> [Dataset listings of figures]:
========

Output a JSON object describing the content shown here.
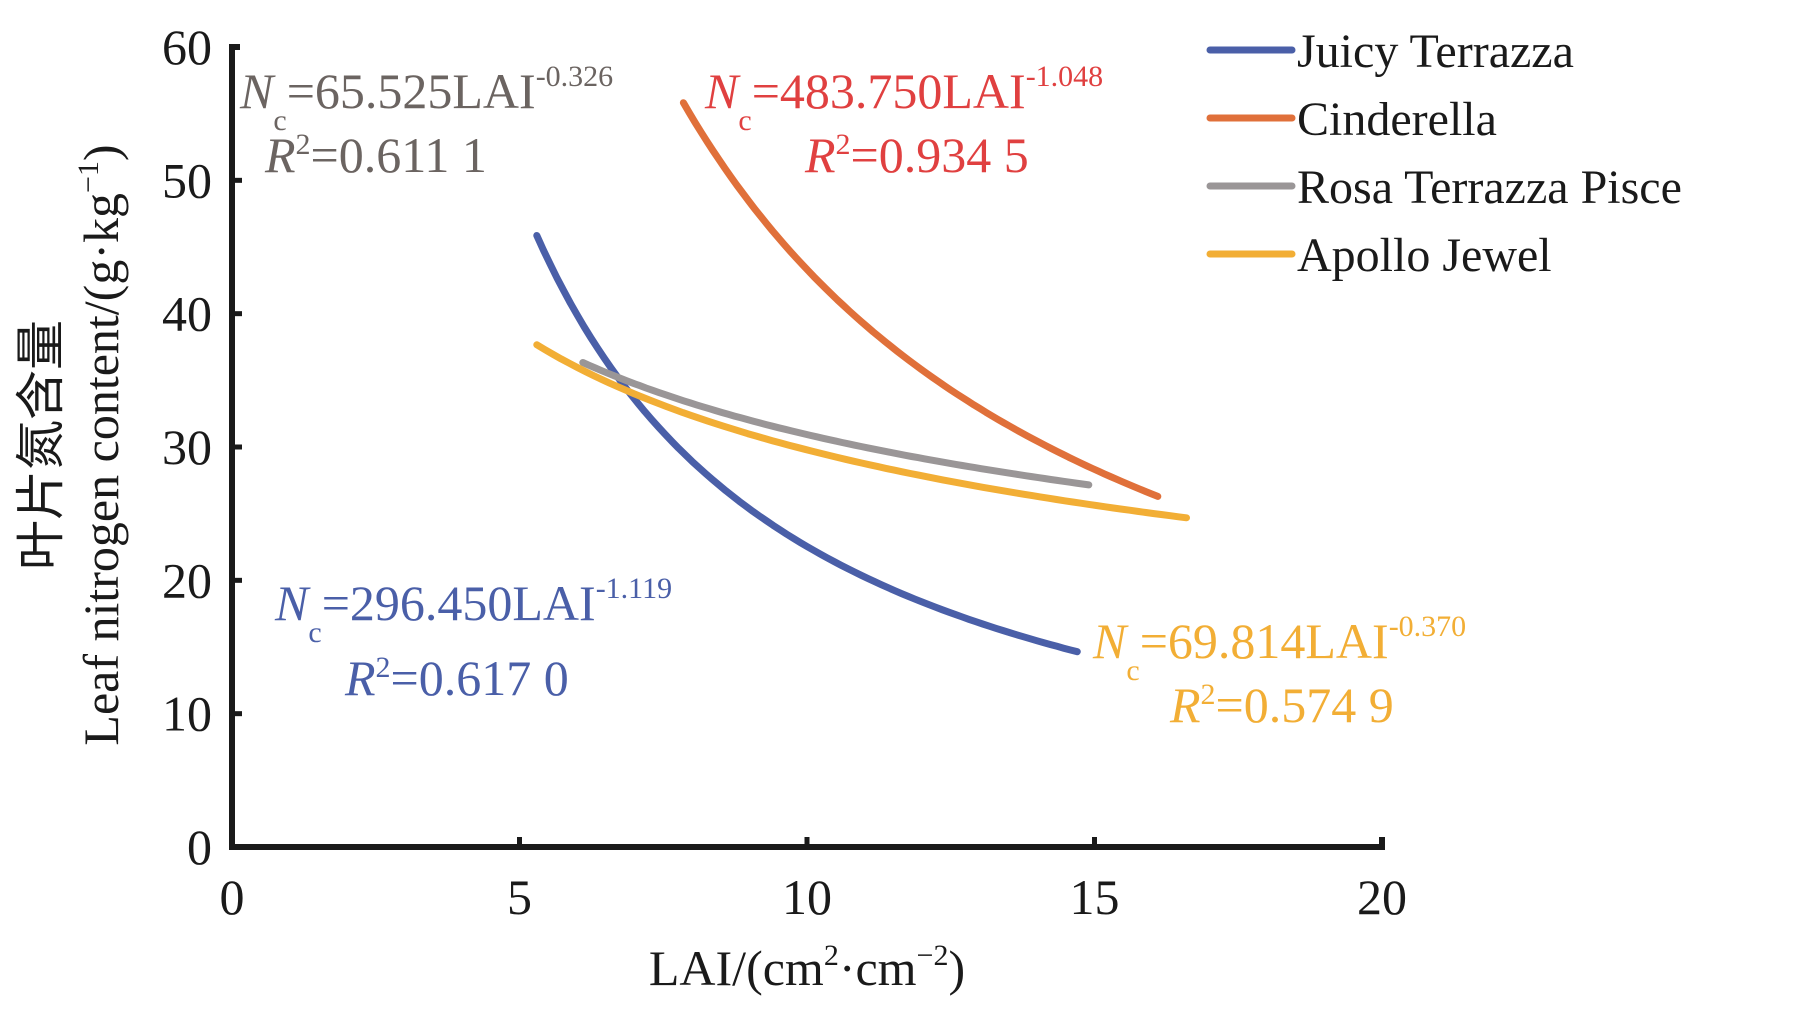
{
  "chart_data": {
    "type": "line",
    "title": "",
    "xlabel": "LAI/(cm²·cm⁻²)",
    "xlabel_parts": {
      "base": "LAI/(cm",
      "sup1": "2",
      "mid": "·cm",
      "sup2": "−2",
      "end": ")"
    },
    "ylabel_cn": "叶片氮含量",
    "ylabel_en": "Leaf nitrogen content/(g·kg",
    "ylabel_sup": "−1",
    "ylabel_end": ")",
    "xlim": [
      0,
      20
    ],
    "ylim": [
      0,
      60
    ],
    "xticks": [
      0,
      5,
      10,
      15,
      20
    ],
    "yticks": [
      0,
      10,
      20,
      30,
      40,
      50,
      60
    ],
    "grid": false,
    "legend_position": "top-right",
    "series": [
      {
        "name": "Juicy Terrazza",
        "color": "#4a5fa8",
        "a": 296.45,
        "b": -1.119,
        "x_range": [
          5.3,
          14.7
        ],
        "equation": {
          "coef": "=296.450LAI",
          "exp": "-1.119",
          "r2": "=0.617 0"
        }
      },
      {
        "name": "Cinderella",
        "color": "#e0703a",
        "a": 483.75,
        "b": -1.048,
        "x_range": [
          7.85,
          16.1
        ],
        "equation": {
          "coef": "=483.750LAI",
          "exp": "-1.048",
          "r2": "=0.934 5"
        },
        "label_color": "#e04040"
      },
      {
        "name": "Rosa Terrazza Pisce",
        "color": "#9a9697",
        "a": 65.525,
        "b": -0.326,
        "x_range": [
          6.1,
          14.9
        ],
        "equation": {
          "coef": "=65.525LAI",
          "exp": "-0.326",
          "r2": "=0.611 1"
        },
        "label_color": "#6b6461"
      },
      {
        "name": "Apollo Jewel",
        "color": "#f2ae35",
        "a": 69.814,
        "b": -0.37,
        "x_range": [
          5.3,
          16.6
        ],
        "equation": {
          "coef": "=69.814LAI",
          "exp": "-0.370",
          "r2": "=0.574 9"
        }
      }
    ],
    "equation_symbol": {
      "N": "N",
      "sub": "c",
      "R": "R",
      "R_sup": "2"
    }
  }
}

========

> [Aim]: Give the count of lines in the listing that hold the word "content", with no other text.

> [Exercise solution]: 2